• TASK TO COMPLETE:
Below is some material; transcribe all of it exactly.

• MATERIAL FOR THIS TASK:
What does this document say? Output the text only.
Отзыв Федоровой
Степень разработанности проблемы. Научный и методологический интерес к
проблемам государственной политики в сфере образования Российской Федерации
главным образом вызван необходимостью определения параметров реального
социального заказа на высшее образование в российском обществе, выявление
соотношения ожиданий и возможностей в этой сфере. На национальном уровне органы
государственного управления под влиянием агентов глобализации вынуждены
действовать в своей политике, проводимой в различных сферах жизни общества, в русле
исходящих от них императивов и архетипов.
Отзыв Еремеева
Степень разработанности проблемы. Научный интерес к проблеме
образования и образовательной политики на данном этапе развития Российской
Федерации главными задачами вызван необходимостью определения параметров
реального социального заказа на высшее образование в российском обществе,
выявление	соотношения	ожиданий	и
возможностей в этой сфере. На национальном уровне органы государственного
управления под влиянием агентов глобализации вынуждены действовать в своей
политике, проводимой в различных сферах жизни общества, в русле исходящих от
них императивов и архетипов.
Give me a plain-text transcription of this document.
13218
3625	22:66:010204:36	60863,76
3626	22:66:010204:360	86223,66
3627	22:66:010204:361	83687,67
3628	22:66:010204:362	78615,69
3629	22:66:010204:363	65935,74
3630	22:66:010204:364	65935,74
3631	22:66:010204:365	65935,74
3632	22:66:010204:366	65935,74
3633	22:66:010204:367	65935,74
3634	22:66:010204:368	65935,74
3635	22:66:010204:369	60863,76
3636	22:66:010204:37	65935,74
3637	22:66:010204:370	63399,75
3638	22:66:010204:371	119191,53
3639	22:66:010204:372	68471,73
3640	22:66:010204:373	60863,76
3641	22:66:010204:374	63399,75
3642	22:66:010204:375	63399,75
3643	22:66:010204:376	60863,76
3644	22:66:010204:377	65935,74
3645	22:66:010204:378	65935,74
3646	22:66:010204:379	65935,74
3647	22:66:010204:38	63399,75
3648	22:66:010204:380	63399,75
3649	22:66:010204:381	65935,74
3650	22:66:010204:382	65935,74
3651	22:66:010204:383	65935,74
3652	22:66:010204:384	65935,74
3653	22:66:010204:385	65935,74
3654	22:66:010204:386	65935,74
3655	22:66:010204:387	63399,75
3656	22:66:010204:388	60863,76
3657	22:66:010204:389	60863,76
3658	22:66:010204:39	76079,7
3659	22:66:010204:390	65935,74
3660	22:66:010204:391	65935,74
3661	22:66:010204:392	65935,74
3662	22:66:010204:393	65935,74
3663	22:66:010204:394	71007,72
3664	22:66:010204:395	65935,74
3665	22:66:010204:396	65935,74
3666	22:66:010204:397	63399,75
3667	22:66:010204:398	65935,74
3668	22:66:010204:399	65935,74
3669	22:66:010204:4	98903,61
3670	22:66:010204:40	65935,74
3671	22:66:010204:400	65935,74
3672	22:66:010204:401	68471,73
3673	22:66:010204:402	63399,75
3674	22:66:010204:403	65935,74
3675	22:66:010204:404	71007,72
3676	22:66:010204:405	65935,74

• ANSWER TO THE PROBLEM:
What does this document say? Output the text only.
Отзыв Федоровой
Степень разработанности проблемы. Научный и методологический интерес к
проблемам государственной политики в сфере образования Российской Федерации
главным образом вызван необходимостью определения параметров реального
социального заказа на высшее образование в российском обществе, выявление
соотношения ожиданий и возможностей в этой сфере. На национальном уровне органы
государственного управления под влиянием агентов глобализации вынуждены
действовать в своей политике, проводимой в различных сферах жизни общества, в русле
исходящих от них императивов и архетипов.
Отзыв Еремеева
Степень разработанности проблемы. Научный интерес к проблеме
образования и образовательной политики на данном этапе развития Российской
Федерации главными задачами вызван необходимостью определения параметров
реального социального заказа на высшее образование в российском обществе,
выявление	соотношения	ожиданий	и
возможностей в этой сфере. На национальном уровне органы государственного
управления под влиянием агентов глобализации вынуждены действовать в своей
политике, проводимой в различных сферах жизни общества, в русле исходящих от
них императивов и архетипов.
Give me a plain-text transcription of this document.
13218
3625	22:66:010204:36	60863,76
3626	22:66:010204:360	86223,66
3627	22:66:010204:361	83687,67
3628	22:66:010204:362	78615,69
3629	22:66:010204:363	65935,74
3630	22:66:010204:364	65935,74
3631	22:66:010204:365	65935,74
3632	22:66:010204:366	65935,74
3633	22:66:010204:367	65935,74
3634	22:66:010204:368	65935,74
3635	22:66:010204:369	60863,76
3636	22:66:010204:37	65935,74
3637	22:66:010204:370	63399,75
3638	22:66:010204:371	119191,53
3639	22:66:010204:372	68471,73
3640	22:66:010204:373	60863,76
3641	22:66:010204:374	63399,75
3642	22:66:010204:375	63399,75
3643	22:66:010204:376	60863,76
3644	22:66:010204:377	65935,74
3645	22:66:010204:378	65935,74
3646	22:66:010204:379	65935,74
3647	22:66:010204:38	63399,75
3648	22:66:010204:380	63399,75
3649	22:66:010204:381	65935,74
3650	22:66:010204:382	65935,74
3651	22:66:010204:383	65935,74
3652	22:66:010204:384	65935,74
3653	22:66:010204:385	65935,74
3654	22:66:010204:386	65935,74
3655	22:66:010204:387	63399,75
3656	22:66:010204:388	60863,76
3657	22:66:010204:389	60863,76
3658	22:66:010204:39	76079,7
3659	22:66:010204:390	65935,74
3660	22:66:010204:391	65935,74
3661	22:66:010204:392	65935,74
3662	22:66:010204:393	65935,74
3663	22:66:010204:394	71007,72
3664	22:66:010204:395	65935,74
3665	22:66:010204:396	65935,74
3666	22:66:010204:397	63399,75
3667	22:66:010204:398	65935,74
3668	22:66:010204:399	65935,74
3669	22:66:010204:4	98903,61
3670	22:66:010204:40	65935,74
3671	22:66:010204:400	65935,74
3672	22:66:010204:401	68471,73
3673	22:66:010204:402	63399,75
3674	22:66:010204:403	65935,74
3675	22:66:010204:404	71007,72
3676	22:66:010204:405	65935,74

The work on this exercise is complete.